— EXTRACTED INFORMATION —
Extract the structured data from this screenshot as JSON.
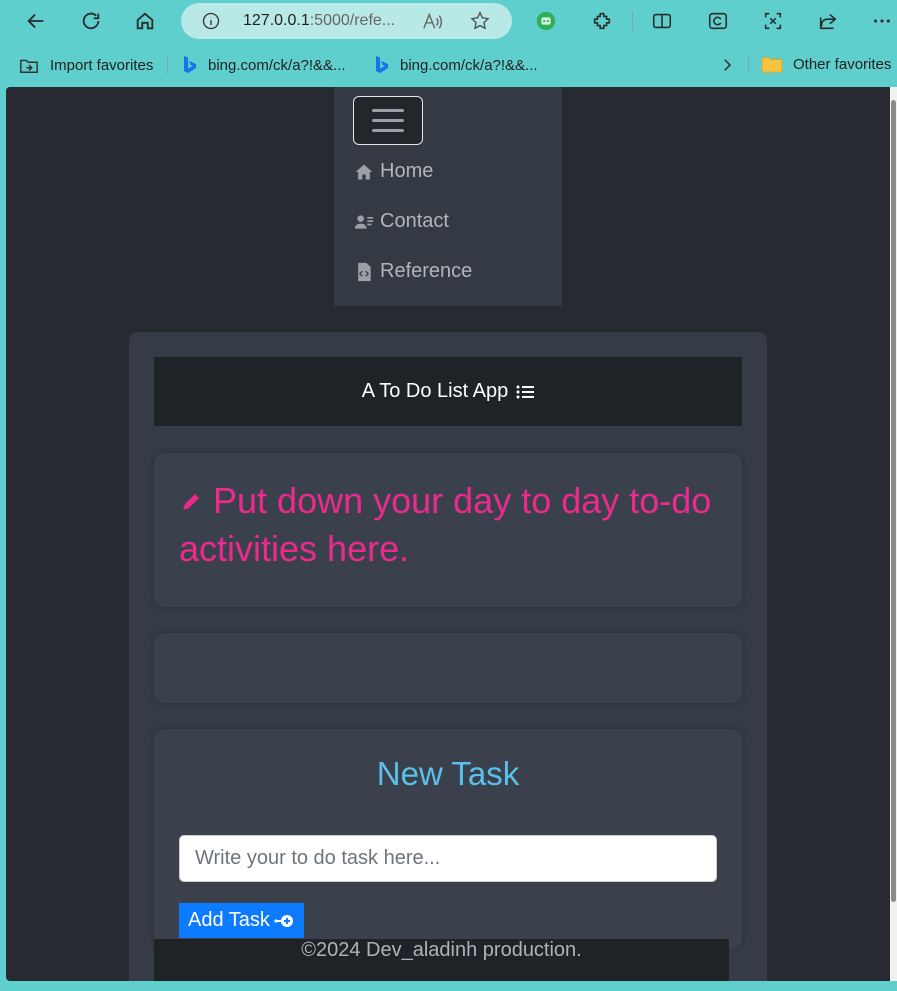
{
  "browser": {
    "address_host": "127.0.0.1",
    "address_rest": ":5000/refe...",
    "favorites": [
      "Import favorites",
      "bing.com/ck/a?!&&...",
      "bing.com/ck/a?!&&..."
    ],
    "other_favorites": "Other favorites"
  },
  "nav": {
    "items": [
      {
        "label": "Home",
        "icon": "house-icon"
      },
      {
        "label": "Contact",
        "icon": "contact-card-icon"
      },
      {
        "label": "Reference",
        "icon": "code-file-icon"
      }
    ]
  },
  "app": {
    "header_title": "A To Do List App",
    "banner_text": "Put down your day to day to-do activities here.",
    "new_task_title": "New Task",
    "input_placeholder": "Write your to do task here...",
    "add_button_label": "Add Task",
    "footer_text": "©2024 Dev_aladinh production."
  },
  "colors": {
    "accent_pink": "#ec2a8e",
    "accent_blue": "#5bc0ea",
    "button_blue": "#0d7bff",
    "browser_frame": "#5ecfcc"
  }
}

— GOAL —
Pictures are to be left out; repeat all the remaining data exactly.

— FINAL ANSWER —
Extract the structured data from this screenshot as JSON.
{
  "browser": {
    "address_host": "127.0.0.1",
    "address_rest": ":5000/refe...",
    "favorites": [
      "Import favorites",
      "bing.com/ck/a?!&&...",
      "bing.com/ck/a?!&&..."
    ],
    "other_favorites": "Other favorites"
  },
  "nav": {
    "items": [
      {
        "label": "Home",
        "icon": "house-icon"
      },
      {
        "label": "Contact",
        "icon": "contact-card-icon"
      },
      {
        "label": "Reference",
        "icon": "code-file-icon"
      }
    ]
  },
  "app": {
    "header_title": "A To Do List App",
    "banner_text": "Put down your day to day to-do activities here.",
    "new_task_title": "New Task",
    "input_placeholder": "Write your to do task here...",
    "add_button_label": "Add Task",
    "footer_text": "©2024 Dev_aladinh production."
  },
  "colors": {
    "accent_pink": "#ec2a8e",
    "accent_blue": "#5bc0ea",
    "button_blue": "#0d7bff",
    "browser_frame": "#5ecfcc"
  }
}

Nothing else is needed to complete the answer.